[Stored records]
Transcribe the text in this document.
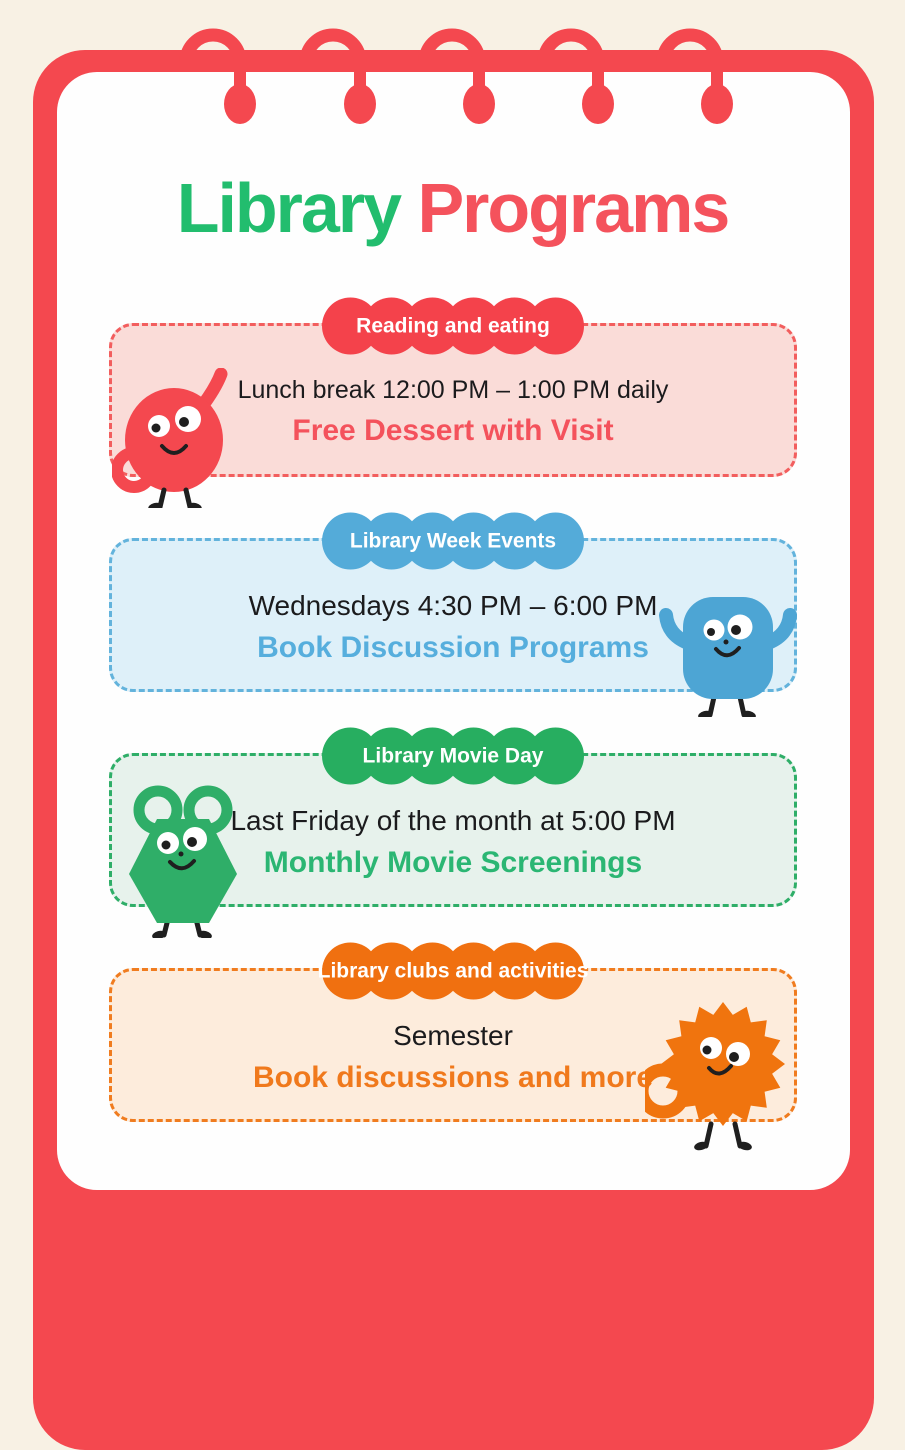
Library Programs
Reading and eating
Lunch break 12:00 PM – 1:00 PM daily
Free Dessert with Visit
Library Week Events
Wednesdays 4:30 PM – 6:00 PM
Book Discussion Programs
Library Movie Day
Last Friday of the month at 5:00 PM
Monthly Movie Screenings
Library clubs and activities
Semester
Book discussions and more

* [AIM] The entries above should be reproduced exactly, without their pictures.

* [ANSWER IN FULL]
Transcribe the text in this document.
Library Programs
Reading and eating
Lunch break 12:00 PM – 1:00 PM daily
Free Dessert with Visit
Library Week Events
Wednesdays 4:30 PM – 6:00 PM
Book Discussion Programs
Library Movie Day
Last Friday of the month at 5:00 PM
Monthly Movie Screenings
Library clubs and activities
Semester
Book discussions and more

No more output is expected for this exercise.